## start Dataset excerpts
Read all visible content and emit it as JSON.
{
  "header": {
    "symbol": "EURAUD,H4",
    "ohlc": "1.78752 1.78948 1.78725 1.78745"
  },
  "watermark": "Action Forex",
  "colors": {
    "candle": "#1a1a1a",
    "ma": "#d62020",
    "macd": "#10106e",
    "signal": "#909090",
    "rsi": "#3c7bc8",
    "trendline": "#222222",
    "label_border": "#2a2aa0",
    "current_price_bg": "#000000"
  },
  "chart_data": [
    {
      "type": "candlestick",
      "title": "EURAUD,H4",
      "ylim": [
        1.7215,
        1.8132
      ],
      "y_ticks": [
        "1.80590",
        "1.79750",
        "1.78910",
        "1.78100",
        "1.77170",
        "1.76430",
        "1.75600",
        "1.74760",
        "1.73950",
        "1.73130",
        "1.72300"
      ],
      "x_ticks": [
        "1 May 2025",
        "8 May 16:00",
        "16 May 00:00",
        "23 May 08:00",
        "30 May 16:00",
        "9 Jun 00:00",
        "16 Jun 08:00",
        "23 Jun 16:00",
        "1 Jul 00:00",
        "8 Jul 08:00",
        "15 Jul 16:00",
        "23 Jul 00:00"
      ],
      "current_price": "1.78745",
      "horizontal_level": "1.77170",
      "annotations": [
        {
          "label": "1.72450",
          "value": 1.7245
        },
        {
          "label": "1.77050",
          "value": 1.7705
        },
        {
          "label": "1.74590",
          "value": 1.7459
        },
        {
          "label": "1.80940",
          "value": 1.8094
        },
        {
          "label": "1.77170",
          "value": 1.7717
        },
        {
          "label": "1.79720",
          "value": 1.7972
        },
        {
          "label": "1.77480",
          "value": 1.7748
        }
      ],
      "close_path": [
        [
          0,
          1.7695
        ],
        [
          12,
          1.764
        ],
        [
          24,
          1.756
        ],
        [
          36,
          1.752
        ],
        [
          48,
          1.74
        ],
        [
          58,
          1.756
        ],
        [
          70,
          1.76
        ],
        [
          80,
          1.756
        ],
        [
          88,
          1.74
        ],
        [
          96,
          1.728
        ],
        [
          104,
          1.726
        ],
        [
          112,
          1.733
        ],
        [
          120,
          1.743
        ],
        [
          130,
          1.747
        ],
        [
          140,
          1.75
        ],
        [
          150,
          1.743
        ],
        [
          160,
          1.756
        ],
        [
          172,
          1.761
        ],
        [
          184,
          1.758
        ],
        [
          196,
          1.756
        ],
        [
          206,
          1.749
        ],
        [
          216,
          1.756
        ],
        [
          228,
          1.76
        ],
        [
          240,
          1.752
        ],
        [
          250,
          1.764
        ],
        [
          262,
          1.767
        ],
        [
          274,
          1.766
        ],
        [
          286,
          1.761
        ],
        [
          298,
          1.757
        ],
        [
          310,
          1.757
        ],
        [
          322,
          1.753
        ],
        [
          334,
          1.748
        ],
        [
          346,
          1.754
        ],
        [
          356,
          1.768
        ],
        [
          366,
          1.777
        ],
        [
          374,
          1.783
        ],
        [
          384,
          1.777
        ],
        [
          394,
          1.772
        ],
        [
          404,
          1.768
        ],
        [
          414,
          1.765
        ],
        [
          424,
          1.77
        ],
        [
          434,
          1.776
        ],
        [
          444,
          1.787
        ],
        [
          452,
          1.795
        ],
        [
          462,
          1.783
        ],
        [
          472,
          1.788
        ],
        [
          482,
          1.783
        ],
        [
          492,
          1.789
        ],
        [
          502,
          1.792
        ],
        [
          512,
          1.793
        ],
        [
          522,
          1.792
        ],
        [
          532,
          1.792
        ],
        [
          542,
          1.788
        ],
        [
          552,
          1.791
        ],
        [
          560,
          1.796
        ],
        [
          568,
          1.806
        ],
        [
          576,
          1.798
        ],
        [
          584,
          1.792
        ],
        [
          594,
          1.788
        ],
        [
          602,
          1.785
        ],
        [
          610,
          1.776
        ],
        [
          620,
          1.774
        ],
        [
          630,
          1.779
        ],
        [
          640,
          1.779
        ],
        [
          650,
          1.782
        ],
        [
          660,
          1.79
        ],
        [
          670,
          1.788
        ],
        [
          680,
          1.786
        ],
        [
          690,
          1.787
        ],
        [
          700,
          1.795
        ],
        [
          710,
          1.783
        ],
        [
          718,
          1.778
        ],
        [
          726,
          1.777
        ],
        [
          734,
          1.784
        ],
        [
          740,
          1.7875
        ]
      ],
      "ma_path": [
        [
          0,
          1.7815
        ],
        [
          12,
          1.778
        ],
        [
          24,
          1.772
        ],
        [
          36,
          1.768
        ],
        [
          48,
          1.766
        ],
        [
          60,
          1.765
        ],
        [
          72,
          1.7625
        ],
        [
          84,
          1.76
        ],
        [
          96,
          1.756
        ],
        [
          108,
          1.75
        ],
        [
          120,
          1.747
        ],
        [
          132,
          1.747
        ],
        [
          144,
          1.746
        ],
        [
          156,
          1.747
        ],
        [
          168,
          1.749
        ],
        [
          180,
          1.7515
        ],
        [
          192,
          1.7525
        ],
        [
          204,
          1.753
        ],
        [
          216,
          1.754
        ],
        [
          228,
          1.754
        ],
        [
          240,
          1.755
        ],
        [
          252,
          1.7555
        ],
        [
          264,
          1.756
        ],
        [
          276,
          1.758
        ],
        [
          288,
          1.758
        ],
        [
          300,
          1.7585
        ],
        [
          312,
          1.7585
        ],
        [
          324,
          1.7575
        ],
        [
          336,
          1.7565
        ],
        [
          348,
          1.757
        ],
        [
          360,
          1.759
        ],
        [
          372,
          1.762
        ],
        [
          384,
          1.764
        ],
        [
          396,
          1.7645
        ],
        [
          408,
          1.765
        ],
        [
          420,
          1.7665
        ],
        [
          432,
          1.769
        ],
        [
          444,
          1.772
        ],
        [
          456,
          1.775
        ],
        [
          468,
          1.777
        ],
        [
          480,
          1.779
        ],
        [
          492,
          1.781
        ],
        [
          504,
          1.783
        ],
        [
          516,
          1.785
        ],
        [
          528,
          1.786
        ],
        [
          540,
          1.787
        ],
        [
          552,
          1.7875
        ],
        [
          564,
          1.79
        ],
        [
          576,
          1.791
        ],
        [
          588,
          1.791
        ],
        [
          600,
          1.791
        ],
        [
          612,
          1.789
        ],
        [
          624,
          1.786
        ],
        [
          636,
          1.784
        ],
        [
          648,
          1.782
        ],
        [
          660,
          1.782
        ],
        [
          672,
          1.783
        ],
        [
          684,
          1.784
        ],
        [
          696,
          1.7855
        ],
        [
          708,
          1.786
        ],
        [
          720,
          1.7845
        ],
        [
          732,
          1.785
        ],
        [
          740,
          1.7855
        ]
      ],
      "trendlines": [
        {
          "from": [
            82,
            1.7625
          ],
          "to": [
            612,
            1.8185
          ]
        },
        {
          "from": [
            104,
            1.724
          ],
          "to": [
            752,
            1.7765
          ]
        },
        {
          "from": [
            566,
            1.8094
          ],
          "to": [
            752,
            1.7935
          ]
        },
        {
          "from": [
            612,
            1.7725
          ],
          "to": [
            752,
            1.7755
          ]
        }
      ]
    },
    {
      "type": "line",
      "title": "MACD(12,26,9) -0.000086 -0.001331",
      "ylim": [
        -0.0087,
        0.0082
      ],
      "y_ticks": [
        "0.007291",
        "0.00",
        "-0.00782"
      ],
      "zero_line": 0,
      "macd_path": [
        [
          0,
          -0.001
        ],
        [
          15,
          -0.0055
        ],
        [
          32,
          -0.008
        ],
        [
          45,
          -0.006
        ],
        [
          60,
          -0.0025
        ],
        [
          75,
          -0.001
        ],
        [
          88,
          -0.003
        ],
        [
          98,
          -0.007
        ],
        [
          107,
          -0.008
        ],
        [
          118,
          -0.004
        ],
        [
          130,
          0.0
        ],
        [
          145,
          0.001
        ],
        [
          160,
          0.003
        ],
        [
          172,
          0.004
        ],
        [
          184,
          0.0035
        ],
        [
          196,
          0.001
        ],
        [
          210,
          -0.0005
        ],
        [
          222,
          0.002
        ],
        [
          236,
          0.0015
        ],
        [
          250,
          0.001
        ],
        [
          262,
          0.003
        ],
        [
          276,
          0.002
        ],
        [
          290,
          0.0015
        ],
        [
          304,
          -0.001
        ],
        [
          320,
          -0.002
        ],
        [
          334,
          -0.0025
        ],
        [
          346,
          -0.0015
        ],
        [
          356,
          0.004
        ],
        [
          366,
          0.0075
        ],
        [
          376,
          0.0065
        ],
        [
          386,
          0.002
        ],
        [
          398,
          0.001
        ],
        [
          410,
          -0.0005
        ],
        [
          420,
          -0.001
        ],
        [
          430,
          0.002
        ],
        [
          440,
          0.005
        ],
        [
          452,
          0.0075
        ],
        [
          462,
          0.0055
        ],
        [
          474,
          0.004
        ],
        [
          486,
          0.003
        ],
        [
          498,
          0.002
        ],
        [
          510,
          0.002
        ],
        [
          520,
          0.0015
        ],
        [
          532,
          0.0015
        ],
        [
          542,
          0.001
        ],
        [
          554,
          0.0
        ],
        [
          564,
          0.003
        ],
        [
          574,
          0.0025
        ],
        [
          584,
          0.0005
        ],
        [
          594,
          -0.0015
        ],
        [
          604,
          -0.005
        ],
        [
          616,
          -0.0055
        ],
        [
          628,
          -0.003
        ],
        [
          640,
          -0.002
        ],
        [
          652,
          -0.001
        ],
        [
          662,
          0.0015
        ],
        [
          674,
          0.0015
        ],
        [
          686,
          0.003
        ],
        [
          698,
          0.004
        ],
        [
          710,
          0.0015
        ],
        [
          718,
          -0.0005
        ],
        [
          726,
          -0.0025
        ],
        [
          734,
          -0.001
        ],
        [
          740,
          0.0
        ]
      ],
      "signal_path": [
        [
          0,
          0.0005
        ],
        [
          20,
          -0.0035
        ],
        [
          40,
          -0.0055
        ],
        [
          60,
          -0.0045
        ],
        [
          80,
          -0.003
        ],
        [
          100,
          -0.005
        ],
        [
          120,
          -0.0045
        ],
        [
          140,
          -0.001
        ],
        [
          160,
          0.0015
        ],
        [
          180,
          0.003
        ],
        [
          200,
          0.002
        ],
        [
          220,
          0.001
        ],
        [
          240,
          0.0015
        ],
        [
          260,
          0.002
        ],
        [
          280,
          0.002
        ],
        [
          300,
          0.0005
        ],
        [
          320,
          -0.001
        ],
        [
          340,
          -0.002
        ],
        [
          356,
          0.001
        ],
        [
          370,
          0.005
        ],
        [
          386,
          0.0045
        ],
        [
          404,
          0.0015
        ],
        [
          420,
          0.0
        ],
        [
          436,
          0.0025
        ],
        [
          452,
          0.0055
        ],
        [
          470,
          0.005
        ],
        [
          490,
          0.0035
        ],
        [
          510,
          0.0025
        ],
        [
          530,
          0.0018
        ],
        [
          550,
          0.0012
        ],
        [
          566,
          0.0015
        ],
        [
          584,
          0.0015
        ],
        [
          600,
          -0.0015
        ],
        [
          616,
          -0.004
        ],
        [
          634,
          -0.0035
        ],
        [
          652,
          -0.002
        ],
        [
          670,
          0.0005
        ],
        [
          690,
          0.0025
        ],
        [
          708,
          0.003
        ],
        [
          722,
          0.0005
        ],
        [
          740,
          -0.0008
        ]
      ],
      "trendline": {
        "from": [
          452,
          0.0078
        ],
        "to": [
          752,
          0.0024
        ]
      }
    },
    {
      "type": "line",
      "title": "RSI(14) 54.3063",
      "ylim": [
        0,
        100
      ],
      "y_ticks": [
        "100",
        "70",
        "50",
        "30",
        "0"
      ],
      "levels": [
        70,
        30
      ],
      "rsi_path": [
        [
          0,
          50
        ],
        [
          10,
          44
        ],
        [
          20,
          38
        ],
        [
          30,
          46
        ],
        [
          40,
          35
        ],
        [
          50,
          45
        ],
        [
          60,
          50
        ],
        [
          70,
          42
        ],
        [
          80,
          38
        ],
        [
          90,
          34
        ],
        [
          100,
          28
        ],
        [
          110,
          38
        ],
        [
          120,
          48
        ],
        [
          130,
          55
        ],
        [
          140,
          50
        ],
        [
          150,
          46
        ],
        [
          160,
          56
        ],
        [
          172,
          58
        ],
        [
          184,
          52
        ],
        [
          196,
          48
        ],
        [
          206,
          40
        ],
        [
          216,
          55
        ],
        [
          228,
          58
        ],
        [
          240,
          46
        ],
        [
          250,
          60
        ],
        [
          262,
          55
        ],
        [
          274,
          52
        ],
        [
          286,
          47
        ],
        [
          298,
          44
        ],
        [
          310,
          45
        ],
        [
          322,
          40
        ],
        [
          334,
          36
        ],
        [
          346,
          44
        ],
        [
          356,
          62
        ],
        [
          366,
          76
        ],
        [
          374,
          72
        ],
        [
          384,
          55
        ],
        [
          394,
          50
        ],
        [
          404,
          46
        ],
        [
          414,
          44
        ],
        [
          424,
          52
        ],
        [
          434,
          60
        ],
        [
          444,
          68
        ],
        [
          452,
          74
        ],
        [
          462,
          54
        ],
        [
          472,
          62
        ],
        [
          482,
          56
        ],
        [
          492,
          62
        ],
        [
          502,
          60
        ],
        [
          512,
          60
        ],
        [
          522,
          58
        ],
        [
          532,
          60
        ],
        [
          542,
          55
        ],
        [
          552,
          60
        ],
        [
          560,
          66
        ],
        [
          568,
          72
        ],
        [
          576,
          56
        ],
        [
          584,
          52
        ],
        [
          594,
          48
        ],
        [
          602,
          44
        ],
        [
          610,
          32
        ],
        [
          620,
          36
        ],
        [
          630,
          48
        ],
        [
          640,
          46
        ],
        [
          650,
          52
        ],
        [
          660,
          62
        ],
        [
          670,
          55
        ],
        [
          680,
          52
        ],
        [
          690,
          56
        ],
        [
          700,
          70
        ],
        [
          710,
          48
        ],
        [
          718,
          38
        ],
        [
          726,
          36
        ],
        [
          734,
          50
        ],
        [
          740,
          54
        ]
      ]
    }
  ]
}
## end Dataset excerpts
Requirement:
State the number of lines in the records that include "title", and write nothing else.

Reply to the task:
3